** Exercise material **
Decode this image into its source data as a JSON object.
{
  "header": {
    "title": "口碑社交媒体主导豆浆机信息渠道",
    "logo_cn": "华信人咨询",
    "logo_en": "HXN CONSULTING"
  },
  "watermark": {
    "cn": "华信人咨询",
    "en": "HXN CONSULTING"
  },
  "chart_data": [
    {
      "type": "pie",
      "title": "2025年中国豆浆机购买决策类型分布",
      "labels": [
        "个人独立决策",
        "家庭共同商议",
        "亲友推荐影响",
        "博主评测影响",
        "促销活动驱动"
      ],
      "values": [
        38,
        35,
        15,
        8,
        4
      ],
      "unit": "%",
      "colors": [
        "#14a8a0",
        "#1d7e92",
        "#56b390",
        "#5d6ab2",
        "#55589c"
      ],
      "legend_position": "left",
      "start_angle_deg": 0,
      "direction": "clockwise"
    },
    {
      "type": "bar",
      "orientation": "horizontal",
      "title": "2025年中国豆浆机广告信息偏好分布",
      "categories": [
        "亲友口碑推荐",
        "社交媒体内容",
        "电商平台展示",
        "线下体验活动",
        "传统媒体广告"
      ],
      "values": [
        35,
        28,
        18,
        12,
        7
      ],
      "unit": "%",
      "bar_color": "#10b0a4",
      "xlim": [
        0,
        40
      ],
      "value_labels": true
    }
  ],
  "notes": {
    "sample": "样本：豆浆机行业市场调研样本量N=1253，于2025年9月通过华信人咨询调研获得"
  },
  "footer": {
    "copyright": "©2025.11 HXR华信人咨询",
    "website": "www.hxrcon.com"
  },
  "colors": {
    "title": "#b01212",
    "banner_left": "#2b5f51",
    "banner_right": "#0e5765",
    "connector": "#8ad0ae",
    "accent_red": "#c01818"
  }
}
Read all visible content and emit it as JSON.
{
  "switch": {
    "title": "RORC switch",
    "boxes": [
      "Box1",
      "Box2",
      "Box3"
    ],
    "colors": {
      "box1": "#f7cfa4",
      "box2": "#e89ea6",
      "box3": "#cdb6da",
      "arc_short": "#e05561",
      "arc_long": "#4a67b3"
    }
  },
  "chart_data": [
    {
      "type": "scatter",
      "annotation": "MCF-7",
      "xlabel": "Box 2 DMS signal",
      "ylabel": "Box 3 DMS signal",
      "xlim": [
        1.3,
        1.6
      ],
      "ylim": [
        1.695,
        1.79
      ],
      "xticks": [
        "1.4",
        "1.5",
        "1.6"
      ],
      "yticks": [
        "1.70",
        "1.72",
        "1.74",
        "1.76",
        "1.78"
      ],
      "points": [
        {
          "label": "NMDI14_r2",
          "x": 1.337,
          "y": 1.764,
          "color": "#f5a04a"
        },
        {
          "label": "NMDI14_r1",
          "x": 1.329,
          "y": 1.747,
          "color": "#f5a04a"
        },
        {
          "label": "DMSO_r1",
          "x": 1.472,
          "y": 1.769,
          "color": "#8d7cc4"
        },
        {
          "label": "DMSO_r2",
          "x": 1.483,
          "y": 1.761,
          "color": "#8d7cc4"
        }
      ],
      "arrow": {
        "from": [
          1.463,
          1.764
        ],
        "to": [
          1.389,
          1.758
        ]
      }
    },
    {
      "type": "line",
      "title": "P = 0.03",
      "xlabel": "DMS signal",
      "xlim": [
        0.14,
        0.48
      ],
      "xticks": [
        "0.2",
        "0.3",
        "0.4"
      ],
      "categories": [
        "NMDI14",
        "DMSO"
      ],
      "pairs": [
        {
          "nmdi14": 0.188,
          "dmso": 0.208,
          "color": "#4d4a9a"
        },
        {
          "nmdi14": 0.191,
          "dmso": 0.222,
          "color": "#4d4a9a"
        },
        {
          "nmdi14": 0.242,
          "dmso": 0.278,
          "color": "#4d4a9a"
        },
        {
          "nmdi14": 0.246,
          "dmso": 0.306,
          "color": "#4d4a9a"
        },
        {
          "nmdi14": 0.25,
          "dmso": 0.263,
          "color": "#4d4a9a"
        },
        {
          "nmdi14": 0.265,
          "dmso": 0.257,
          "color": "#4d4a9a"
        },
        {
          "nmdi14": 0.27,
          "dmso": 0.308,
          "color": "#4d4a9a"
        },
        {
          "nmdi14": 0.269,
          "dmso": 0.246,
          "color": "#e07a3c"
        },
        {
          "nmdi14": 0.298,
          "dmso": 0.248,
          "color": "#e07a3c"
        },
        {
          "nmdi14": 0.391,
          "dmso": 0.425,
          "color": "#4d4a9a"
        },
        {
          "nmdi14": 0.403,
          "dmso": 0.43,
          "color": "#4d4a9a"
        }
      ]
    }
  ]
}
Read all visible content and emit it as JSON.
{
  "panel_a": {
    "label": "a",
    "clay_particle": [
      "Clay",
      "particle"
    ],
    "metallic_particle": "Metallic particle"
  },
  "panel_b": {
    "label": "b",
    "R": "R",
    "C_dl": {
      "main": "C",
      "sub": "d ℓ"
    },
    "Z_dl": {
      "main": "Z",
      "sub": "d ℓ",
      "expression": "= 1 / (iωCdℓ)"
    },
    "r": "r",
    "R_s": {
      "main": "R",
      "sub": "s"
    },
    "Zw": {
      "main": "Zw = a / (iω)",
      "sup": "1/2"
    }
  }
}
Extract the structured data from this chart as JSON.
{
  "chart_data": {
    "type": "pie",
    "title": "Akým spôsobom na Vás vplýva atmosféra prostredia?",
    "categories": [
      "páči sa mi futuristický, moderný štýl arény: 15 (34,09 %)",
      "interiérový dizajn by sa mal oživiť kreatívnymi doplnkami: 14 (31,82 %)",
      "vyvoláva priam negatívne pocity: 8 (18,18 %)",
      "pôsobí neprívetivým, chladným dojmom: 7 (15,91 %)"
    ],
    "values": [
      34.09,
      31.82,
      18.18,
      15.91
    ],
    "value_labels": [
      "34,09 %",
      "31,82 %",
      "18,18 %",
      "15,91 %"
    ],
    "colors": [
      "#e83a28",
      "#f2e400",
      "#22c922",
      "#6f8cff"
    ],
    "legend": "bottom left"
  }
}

** Your goal **
Work out how many lines in the records above contain the word "signal", and give only that number.

** Solution to this task **
3